> DATA EXCERPTS:
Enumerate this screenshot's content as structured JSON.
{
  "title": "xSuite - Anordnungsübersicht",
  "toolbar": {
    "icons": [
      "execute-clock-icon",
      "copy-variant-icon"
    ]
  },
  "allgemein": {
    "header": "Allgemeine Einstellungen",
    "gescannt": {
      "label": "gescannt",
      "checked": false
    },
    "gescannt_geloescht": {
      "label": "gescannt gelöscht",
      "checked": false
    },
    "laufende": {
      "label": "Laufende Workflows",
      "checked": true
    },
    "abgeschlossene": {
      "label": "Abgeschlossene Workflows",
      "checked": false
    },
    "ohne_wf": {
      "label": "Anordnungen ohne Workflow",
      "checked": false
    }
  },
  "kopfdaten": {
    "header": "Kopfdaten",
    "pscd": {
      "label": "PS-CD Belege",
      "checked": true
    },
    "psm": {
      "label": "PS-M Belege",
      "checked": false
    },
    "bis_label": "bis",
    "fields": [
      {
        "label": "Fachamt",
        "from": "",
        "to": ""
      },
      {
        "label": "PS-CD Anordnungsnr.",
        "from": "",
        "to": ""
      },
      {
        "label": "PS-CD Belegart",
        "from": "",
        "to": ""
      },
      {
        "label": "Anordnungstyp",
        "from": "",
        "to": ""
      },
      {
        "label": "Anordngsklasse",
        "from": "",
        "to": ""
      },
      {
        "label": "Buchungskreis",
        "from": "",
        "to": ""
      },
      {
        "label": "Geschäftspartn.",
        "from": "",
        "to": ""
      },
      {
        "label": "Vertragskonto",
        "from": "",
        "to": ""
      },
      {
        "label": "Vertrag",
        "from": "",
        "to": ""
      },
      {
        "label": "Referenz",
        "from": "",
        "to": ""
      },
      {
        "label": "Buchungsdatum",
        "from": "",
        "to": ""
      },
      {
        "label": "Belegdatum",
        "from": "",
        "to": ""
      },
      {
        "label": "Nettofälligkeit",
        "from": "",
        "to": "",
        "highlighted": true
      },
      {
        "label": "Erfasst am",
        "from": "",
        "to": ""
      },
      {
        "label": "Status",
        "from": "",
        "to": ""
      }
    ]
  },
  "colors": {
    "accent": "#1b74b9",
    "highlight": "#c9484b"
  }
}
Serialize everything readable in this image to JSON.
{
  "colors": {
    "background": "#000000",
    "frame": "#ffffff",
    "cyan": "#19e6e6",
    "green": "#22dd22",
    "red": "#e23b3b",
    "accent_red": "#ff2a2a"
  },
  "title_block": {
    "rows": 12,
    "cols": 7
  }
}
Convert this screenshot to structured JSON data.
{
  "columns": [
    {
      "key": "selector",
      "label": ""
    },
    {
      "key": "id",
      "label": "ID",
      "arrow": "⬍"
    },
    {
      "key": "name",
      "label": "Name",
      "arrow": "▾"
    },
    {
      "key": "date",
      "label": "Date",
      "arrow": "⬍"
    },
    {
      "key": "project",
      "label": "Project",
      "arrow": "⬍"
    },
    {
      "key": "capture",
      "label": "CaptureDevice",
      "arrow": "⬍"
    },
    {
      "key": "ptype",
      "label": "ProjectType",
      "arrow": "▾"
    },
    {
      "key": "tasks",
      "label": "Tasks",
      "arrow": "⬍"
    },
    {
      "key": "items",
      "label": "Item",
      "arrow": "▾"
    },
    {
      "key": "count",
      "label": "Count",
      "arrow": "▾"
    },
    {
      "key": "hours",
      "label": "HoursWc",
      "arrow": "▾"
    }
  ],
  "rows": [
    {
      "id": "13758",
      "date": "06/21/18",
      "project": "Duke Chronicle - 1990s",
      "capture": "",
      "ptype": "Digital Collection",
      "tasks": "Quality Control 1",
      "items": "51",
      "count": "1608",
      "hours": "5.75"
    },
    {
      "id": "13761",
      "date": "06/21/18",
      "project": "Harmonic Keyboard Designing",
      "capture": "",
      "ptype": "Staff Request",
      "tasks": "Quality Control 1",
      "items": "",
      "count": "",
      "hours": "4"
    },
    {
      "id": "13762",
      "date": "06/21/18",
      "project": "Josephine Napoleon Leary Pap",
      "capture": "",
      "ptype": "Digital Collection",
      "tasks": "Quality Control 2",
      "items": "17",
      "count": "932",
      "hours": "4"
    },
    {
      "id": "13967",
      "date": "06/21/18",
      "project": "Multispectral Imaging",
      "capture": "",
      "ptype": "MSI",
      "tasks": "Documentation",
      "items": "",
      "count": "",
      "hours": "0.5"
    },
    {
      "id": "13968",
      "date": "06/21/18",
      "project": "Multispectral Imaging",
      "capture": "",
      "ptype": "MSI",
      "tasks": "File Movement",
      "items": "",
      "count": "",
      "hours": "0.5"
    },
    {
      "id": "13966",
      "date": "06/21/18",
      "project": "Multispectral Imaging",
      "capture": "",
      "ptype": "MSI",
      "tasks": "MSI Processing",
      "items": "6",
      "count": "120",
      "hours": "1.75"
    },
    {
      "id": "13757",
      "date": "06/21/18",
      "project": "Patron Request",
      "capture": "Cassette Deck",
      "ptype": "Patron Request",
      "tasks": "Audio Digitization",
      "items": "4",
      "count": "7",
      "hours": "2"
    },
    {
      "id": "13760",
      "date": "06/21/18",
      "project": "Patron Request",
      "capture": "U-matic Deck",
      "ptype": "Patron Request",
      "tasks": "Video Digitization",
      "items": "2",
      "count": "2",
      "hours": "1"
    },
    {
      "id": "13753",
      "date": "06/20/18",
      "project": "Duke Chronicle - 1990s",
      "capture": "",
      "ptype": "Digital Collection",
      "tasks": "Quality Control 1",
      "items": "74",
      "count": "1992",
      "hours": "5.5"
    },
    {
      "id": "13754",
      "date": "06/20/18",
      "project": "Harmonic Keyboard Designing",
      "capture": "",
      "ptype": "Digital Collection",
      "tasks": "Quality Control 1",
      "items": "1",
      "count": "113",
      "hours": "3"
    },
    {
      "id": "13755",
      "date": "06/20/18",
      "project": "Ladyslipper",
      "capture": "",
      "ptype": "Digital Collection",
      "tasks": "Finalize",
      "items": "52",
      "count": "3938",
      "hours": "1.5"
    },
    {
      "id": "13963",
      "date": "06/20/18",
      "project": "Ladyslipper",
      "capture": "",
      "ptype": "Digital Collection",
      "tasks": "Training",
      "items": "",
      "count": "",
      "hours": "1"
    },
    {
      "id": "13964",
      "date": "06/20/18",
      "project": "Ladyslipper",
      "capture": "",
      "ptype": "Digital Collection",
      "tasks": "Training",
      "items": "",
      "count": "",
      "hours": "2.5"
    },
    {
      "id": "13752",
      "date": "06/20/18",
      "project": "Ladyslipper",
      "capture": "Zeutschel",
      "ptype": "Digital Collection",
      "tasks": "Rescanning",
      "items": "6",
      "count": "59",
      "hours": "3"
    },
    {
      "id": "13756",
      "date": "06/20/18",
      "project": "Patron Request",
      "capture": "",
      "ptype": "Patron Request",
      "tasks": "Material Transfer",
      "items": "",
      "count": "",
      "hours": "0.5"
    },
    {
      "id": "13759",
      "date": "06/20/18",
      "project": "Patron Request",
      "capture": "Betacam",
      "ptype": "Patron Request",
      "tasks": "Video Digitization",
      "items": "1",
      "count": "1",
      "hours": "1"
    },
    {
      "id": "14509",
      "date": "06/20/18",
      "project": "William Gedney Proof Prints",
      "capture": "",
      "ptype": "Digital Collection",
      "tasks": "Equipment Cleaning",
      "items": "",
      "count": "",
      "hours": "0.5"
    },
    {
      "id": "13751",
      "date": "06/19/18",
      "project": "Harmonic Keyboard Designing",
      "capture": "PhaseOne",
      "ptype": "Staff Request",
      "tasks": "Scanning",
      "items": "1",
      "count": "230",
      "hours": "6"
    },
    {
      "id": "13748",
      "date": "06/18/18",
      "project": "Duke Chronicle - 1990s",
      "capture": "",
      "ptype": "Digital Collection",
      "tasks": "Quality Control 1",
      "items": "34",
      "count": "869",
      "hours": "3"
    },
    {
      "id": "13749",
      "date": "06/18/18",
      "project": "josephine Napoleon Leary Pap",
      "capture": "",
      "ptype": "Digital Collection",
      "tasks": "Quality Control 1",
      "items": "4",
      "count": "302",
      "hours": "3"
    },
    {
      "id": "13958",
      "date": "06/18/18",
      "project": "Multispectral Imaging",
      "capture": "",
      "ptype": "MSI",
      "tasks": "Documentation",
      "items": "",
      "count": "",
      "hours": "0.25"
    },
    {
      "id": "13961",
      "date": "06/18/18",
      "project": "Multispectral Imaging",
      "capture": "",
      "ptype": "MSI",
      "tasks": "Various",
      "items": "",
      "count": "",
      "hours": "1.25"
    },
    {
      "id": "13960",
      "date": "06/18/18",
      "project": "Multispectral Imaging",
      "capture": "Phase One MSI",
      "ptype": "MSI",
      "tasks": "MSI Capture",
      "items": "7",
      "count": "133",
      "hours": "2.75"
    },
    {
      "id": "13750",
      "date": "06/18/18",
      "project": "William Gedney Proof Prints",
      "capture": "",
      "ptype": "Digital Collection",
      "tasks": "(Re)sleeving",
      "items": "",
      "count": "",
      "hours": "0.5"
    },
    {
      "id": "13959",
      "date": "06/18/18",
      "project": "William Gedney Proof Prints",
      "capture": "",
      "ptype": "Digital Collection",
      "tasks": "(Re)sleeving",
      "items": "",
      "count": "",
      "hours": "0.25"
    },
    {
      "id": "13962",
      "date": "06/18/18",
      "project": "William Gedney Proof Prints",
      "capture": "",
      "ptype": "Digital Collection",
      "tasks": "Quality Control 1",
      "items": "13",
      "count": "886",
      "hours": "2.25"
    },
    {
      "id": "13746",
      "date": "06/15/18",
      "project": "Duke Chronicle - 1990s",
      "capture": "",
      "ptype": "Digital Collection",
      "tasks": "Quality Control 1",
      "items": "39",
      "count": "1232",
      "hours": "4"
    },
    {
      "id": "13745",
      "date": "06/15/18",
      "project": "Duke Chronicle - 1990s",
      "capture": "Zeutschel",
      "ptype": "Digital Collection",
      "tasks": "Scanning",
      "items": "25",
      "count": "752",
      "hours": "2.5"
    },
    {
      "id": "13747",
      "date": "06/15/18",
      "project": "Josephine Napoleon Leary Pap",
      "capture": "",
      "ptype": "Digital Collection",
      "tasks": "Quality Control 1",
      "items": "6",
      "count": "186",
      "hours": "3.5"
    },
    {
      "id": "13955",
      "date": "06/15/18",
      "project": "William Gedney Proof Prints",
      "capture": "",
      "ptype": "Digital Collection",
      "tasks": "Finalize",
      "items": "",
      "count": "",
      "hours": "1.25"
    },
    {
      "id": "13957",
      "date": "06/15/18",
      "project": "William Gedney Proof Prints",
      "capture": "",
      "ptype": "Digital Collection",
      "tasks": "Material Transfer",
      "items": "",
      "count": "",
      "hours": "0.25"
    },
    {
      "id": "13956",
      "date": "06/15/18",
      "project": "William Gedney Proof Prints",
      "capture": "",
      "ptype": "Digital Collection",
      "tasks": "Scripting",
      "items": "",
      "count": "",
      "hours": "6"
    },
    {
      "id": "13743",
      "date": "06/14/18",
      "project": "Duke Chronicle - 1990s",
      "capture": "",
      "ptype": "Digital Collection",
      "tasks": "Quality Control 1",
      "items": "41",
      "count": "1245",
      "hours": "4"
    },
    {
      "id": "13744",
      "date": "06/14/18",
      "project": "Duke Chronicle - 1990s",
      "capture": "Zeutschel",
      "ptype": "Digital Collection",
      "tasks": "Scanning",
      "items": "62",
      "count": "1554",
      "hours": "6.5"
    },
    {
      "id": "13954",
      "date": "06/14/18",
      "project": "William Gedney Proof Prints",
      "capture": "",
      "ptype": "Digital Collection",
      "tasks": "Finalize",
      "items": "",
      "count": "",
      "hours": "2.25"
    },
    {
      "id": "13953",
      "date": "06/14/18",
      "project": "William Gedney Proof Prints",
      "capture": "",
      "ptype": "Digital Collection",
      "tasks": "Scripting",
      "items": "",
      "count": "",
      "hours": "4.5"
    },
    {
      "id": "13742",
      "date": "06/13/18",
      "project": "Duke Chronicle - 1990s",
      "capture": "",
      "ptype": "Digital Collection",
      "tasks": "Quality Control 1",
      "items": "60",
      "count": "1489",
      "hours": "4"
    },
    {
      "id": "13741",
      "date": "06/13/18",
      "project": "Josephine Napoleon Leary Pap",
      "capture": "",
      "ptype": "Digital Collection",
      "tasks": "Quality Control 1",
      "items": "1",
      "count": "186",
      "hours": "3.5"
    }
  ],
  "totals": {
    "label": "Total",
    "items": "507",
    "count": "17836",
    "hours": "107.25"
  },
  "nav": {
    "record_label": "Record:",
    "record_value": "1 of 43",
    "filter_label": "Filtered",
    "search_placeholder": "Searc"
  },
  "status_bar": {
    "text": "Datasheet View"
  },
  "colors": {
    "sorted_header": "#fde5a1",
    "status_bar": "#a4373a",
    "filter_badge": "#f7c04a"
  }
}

> SHORT TASK:
In the listing above, find the lines holding the word "JSON" and copy them.

> WRITTEN RESPONSE:
Enumerate this screenshot's content as structured JSON.
Serialize everything readable in this image to JSON.
Convert this screenshot to structured JSON data.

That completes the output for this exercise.